Give every line again exactly as it appears, please, but not the pictures.

==== EXERCISE INPUT ====

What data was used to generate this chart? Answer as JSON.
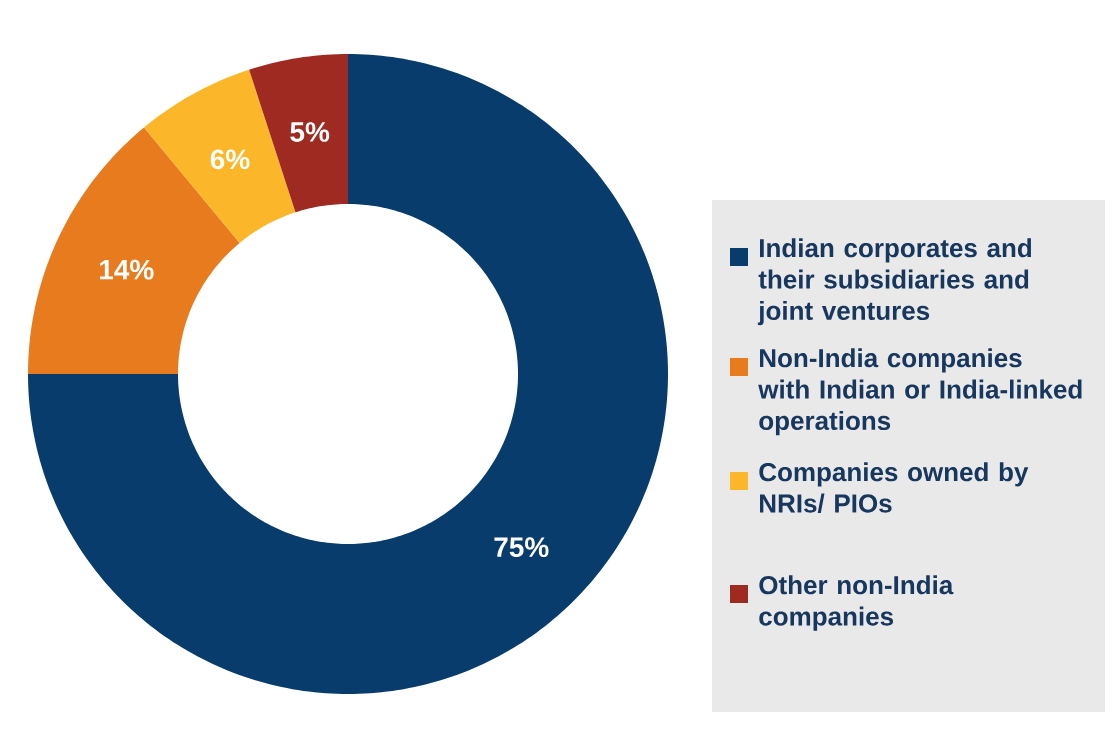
{
  "chart_data": {
    "type": "donut",
    "categories": [
      "Indian corporates and their subsidiaries and joint ventures",
      "Non-India companies with Indian or India-linked operations",
      "Companies owned by NRIs/ PIOs",
      "Other non-India companies"
    ],
    "values": [
      75,
      14,
      6,
      5
    ],
    "colors": [
      "#083c6c",
      "#e87b1e",
      "#fbb62a",
      "#9e2a22"
    ],
    "value_labels": [
      "75%",
      "14%",
      "6%",
      "5%"
    ],
    "legend": "right"
  }
}
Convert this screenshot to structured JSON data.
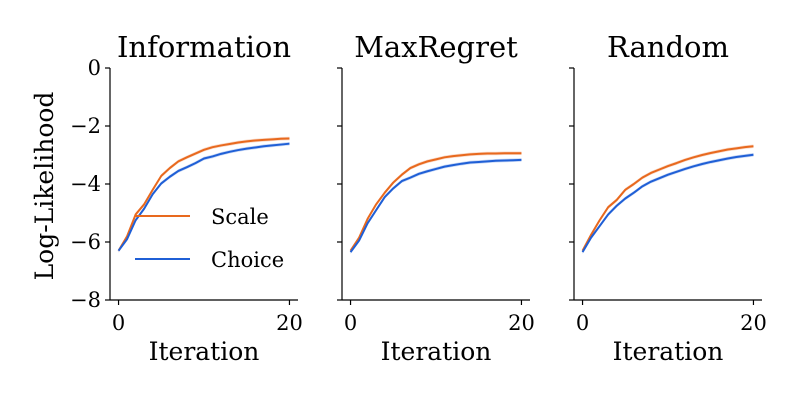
{
  "chart_data": [
    {
      "type": "line",
      "title": "Information",
      "xlabel": "Iteration",
      "ylabel": "Log-Likelihood",
      "xlim": [
        -1,
        21
      ],
      "ylim": [
        -8,
        0
      ],
      "xticks": [
        0,
        20
      ],
      "yticks": [
        0,
        -2,
        -4,
        -6,
        -8
      ],
      "ytick_labels": [
        "0",
        "−2",
        "−4",
        "−6",
        "−8"
      ],
      "xtick_labels": [
        "0",
        "20"
      ],
      "show_ytick_labels": true,
      "legend": {
        "position": "lower-right",
        "entries": [
          "Scale",
          "Choice"
        ]
      },
      "x": [
        0,
        1,
        2,
        3,
        4,
        5,
        6,
        7,
        8,
        9,
        10,
        11,
        12,
        13,
        14,
        15,
        16,
        17,
        18,
        19,
        20
      ],
      "series": [
        {
          "name": "Scale",
          "color": "#e8691e",
          "values": [
            -6.3,
            -5.8,
            -5.05,
            -4.7,
            -4.2,
            -3.72,
            -3.45,
            -3.22,
            -3.08,
            -2.95,
            -2.82,
            -2.73,
            -2.67,
            -2.62,
            -2.57,
            -2.53,
            -2.5,
            -2.48,
            -2.46,
            -2.44,
            -2.43
          ]
        },
        {
          "name": "Choice",
          "color": "#1f5fd6",
          "values": [
            -6.3,
            -5.9,
            -5.25,
            -4.85,
            -4.35,
            -3.98,
            -3.75,
            -3.55,
            -3.42,
            -3.28,
            -3.12,
            -3.05,
            -2.96,
            -2.89,
            -2.83,
            -2.78,
            -2.74,
            -2.7,
            -2.67,
            -2.64,
            -2.61
          ]
        }
      ]
    },
    {
      "type": "line",
      "title": "MaxRegret",
      "xlabel": "Iteration",
      "ylabel": "",
      "xlim": [
        -1,
        21
      ],
      "ylim": [
        -8,
        0
      ],
      "xticks": [
        0,
        20
      ],
      "yticks": [
        0,
        -2,
        -4,
        -6,
        -8
      ],
      "ytick_labels": [
        "",
        "",
        "",
        "",
        ""
      ],
      "xtick_labels": [
        "0",
        "20"
      ],
      "show_ytick_labels": false,
      "x": [
        0,
        1,
        2,
        3,
        4,
        5,
        6,
        7,
        8,
        9,
        10,
        11,
        12,
        13,
        14,
        15,
        16,
        17,
        18,
        19,
        20
      ],
      "series": [
        {
          "name": "Scale",
          "color": "#e8691e",
          "values": [
            -6.3,
            -5.85,
            -5.2,
            -4.7,
            -4.3,
            -3.95,
            -3.68,
            -3.45,
            -3.32,
            -3.22,
            -3.15,
            -3.08,
            -3.04,
            -3.01,
            -2.98,
            -2.96,
            -2.95,
            -2.95,
            -2.94,
            -2.94,
            -2.94
          ]
        },
        {
          "name": "Choice",
          "color": "#1f5fd6",
          "values": [
            -6.35,
            -5.95,
            -5.35,
            -4.9,
            -4.45,
            -4.15,
            -3.9,
            -3.78,
            -3.65,
            -3.56,
            -3.48,
            -3.4,
            -3.35,
            -3.3,
            -3.26,
            -3.24,
            -3.22,
            -3.2,
            -3.19,
            -3.18,
            -3.17
          ]
        }
      ]
    },
    {
      "type": "line",
      "title": "Random",
      "xlabel": "Iteration",
      "ylabel": "",
      "xlim": [
        -1,
        21
      ],
      "ylim": [
        -8,
        0
      ],
      "xticks": [
        0,
        20
      ],
      "yticks": [
        0,
        -2,
        -4,
        -6,
        -8
      ],
      "ytick_labels": [
        "",
        "",
        "",
        "",
        ""
      ],
      "xtick_labels": [
        "0",
        "20"
      ],
      "show_ytick_labels": false,
      "x": [
        0,
        1,
        2,
        3,
        4,
        5,
        6,
        7,
        8,
        9,
        10,
        11,
        12,
        13,
        14,
        15,
        16,
        17,
        18,
        19,
        20
      ],
      "series": [
        {
          "name": "Scale",
          "color": "#e8691e",
          "values": [
            -6.3,
            -5.75,
            -5.25,
            -4.8,
            -4.55,
            -4.2,
            -4.0,
            -3.78,
            -3.62,
            -3.5,
            -3.38,
            -3.28,
            -3.17,
            -3.08,
            -3.0,
            -2.93,
            -2.87,
            -2.81,
            -2.77,
            -2.73,
            -2.7
          ]
        },
        {
          "name": "Choice",
          "color": "#1f5fd6",
          "values": [
            -6.35,
            -5.85,
            -5.45,
            -5.05,
            -4.75,
            -4.5,
            -4.3,
            -4.08,
            -3.92,
            -3.8,
            -3.68,
            -3.58,
            -3.48,
            -3.39,
            -3.31,
            -3.24,
            -3.18,
            -3.12,
            -3.07,
            -3.03,
            -2.99
          ]
        }
      ]
    }
  ]
}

====

RESULT FOR THIS TASK
What data was used to generate this chart? Answer as JSON.
{
  "chart_data": {
    "type": "donut",
    "categories": [
      "Indian corporates and their subsidiaries and joint ventures",
      "Non-India companies with Indian or India-linked operations",
      "Companies owned by NRIs/ PIOs",
      "Other non-India companies"
    ],
    "values": [
      75,
      14,
      6,
      5
    ],
    "colors": [
      "#083c6c",
      "#e87b1e",
      "#fbb62a",
      "#9e2a22"
    ],
    "value_labels": [
      "75%",
      "14%",
      "6%",
      "5%"
    ],
    "legend": "right"
  }
}
Convert this screenshot to structured JSON data.
{
  "chart_data": [
    {
      "type": "line",
      "title": "Information",
      "xlabel": "Iteration",
      "ylabel": "Log-Likelihood",
      "xlim": [
        -1,
        21
      ],
      "ylim": [
        -8,
        0
      ],
      "xticks": [
        0,
        20
      ],
      "yticks": [
        0,
        -2,
        -4,
        -6,
        -8
      ],
      "ytick_labels": [
        "0",
        "−2",
        "−4",
        "−6",
        "−8"
      ],
      "xtick_labels": [
        "0",
        "20"
      ],
      "show_ytick_labels": true,
      "legend": {
        "position": "lower-right",
        "entries": [
          "Scale",
          "Choice"
        ]
      },
      "x": [
        0,
        1,
        2,
        3,
        4,
        5,
        6,
        7,
        8,
        9,
        10,
        11,
        12,
        13,
        14,
        15,
        16,
        17,
        18,
        19,
        20
      ],
      "series": [
        {
          "name": "Scale",
          "color": "#e8691e",
          "values": [
            -6.3,
            -5.8,
            -5.05,
            -4.7,
            -4.2,
            -3.72,
            -3.45,
            -3.22,
            -3.08,
            -2.95,
            -2.82,
            -2.73,
            -2.67,
            -2.62,
            -2.57,
            -2.53,
            -2.5,
            -2.48,
            -2.46,
            -2.44,
            -2.43
          ]
        },
        {
          "name": "Choice",
          "color": "#1f5fd6",
          "values": [
            -6.3,
            -5.9,
            -5.25,
            -4.85,
            -4.35,
            -3.98,
            -3.75,
            -3.55,
            -3.42,
            -3.28,
            -3.12,
            -3.05,
            -2.96,
            -2.89,
            -2.83,
            -2.78,
            -2.74,
            -2.7,
            -2.67,
            -2.64,
            -2.61
          ]
        }
      ]
    },
    {
      "type": "line",
      "title": "MaxRegret",
      "xlabel": "Iteration",
      "ylabel": "",
      "xlim": [
        -1,
        21
      ],
      "ylim": [
        -8,
        0
      ],
      "xticks": [
        0,
        20
      ],
      "yticks": [
        0,
        -2,
        -4,
        -6,
        -8
      ],
      "ytick_labels": [
        "",
        "",
        "",
        "",
        ""
      ],
      "xtick_labels": [
        "0",
        "20"
      ],
      "show_ytick_labels": false,
      "x": [
        0,
        1,
        2,
        3,
        4,
        5,
        6,
        7,
        8,
        9,
        10,
        11,
        12,
        13,
        14,
        15,
        16,
        17,
        18,
        19,
        20
      ],
      "series": [
        {
          "name": "Scale",
          "color": "#e8691e",
          "values": [
            -6.3,
            -5.85,
            -5.2,
            -4.7,
            -4.3,
            -3.95,
            -3.68,
            -3.45,
            -3.32,
            -3.22,
            -3.15,
            -3.08,
            -3.04,
            -3.01,
            -2.98,
            -2.96,
            -2.95,
            -2.95,
            -2.94,
            -2.94,
            -2.94
          ]
        },
        {
          "name": "Choice",
          "color": "#1f5fd6",
          "values": [
            -6.35,
            -5.95,
            -5.35,
            -4.9,
            -4.45,
            -4.15,
            -3.9,
            -3.78,
            -3.65,
            -3.56,
            -3.48,
            -3.4,
            -3.35,
            -3.3,
            -3.26,
            -3.24,
            -3.22,
            -3.2,
            -3.19,
            -3.18,
            -3.17
          ]
        }
      ]
    },
    {
      "type": "line",
      "title": "Random",
      "xlabel": "Iteration",
      "ylabel": "",
      "xlim": [
        -1,
        21
      ],
      "ylim": [
        -8,
        0
      ],
      "xticks": [
        0,
        20
      ],
      "yticks": [
        0,
        -2,
        -4,
        -6,
        -8
      ],
      "ytick_labels": [
        "",
        "",
        "",
        "",
        ""
      ],
      "xtick_labels": [
        "0",
        "20"
      ],
      "show_ytick_labels": false,
      "x": [
        0,
        1,
        2,
        3,
        4,
        5,
        6,
        7,
        8,
        9,
        10,
        11,
        12,
        13,
        14,
        15,
        16,
        17,
        18,
        19,
        20
      ],
      "series": [
        {
          "name": "Scale",
          "color": "#e8691e",
          "values": [
            -6.3,
            -5.75,
            -5.25,
            -4.8,
            -4.55,
            -4.2,
            -4.0,
            -3.78,
            -3.62,
            -3.5,
            -3.38,
            -3.28,
            -3.17,
            -3.08,
            -3.0,
            -2.93,
            -2.87,
            -2.81,
            -2.77,
            -2.73,
            -2.7
          ]
        },
        {
          "name": "Choice",
          "color": "#1f5fd6",
          "values": [
            -6.35,
            -5.85,
            -5.45,
            -5.05,
            -4.75,
            -4.5,
            -4.3,
            -4.08,
            -3.92,
            -3.8,
            -3.68,
            -3.58,
            -3.48,
            -3.39,
            -3.31,
            -3.24,
            -3.18,
            -3.12,
            -3.07,
            -3.03,
            -2.99
          ]
        }
      ]
    }
  ]
}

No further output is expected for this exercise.